**THE INPUT**
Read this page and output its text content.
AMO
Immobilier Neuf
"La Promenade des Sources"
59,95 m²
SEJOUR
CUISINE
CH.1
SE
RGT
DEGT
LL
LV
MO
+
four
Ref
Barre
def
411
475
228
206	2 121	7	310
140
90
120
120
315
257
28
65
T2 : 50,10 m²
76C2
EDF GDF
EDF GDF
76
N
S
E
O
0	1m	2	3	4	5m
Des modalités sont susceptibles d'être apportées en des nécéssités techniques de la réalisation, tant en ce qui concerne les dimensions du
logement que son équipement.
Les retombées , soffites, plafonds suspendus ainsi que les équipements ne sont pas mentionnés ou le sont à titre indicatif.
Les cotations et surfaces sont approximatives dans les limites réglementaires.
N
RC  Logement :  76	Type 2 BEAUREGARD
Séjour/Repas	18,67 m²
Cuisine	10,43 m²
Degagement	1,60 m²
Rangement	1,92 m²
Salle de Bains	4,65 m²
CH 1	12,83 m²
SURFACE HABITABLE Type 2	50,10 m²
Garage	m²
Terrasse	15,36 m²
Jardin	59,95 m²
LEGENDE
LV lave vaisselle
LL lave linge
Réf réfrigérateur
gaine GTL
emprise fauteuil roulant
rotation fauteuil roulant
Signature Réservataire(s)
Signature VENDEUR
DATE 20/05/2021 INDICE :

**YOUR TASK**
Count all lines of the data that include "Signature". The answer is the number alone.

**EXERCISE SOLUTION**
2